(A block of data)
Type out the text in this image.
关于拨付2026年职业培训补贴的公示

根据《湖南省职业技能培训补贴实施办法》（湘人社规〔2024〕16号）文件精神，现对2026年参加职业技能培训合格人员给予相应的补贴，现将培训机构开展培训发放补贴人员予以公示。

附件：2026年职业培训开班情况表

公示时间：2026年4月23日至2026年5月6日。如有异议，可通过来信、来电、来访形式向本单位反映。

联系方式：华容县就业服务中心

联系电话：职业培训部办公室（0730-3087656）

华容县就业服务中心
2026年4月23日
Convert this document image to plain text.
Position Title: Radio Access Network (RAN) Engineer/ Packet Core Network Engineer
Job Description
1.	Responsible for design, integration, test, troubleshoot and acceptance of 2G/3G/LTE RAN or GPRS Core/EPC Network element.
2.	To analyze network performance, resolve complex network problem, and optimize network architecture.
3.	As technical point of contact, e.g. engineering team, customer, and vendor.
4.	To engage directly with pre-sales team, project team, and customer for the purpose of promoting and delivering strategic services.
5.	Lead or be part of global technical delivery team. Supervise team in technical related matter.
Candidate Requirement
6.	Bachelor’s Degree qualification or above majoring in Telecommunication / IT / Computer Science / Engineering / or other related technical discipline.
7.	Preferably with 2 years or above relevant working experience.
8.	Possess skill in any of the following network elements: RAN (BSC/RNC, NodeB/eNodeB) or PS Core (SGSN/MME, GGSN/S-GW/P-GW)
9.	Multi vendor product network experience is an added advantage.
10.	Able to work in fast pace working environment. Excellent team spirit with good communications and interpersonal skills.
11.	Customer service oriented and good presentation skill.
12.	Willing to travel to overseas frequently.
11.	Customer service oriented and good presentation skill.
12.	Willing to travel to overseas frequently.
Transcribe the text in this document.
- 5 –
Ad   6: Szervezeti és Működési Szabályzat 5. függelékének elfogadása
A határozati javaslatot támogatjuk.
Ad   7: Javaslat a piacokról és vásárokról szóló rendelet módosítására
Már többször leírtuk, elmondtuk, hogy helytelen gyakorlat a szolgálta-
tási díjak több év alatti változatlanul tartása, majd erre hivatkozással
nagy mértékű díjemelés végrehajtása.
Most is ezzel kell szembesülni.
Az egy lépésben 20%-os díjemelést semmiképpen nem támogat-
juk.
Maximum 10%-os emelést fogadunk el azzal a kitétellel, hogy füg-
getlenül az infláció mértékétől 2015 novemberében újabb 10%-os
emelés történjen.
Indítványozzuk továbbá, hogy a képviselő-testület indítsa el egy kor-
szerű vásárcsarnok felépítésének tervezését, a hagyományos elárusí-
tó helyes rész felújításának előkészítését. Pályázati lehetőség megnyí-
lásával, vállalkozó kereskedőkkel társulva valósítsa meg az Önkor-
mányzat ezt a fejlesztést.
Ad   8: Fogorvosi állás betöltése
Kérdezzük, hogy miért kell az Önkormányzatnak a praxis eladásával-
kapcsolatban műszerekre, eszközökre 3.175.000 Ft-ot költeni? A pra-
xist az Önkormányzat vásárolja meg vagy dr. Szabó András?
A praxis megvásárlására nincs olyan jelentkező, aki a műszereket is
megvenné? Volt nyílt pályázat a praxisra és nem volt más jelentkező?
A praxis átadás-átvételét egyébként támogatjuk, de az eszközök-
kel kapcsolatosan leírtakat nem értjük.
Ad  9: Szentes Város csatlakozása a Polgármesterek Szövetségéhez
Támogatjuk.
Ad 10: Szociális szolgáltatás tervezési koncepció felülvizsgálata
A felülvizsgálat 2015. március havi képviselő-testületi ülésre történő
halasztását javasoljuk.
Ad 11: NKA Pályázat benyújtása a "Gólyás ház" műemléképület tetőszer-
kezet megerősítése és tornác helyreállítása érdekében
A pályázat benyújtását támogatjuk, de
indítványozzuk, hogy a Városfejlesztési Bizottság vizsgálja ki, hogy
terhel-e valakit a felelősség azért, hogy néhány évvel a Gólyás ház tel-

- The task:
Show the lines where the word "above" appears in the entries.

- Response to this task:
6.	Bachelor’s Degree qualification or above majoring in Telecommunication / IT / Computer Science / Engineering / or other related technical discipline.
7.	Preferably with 2 years or above relevant working experience.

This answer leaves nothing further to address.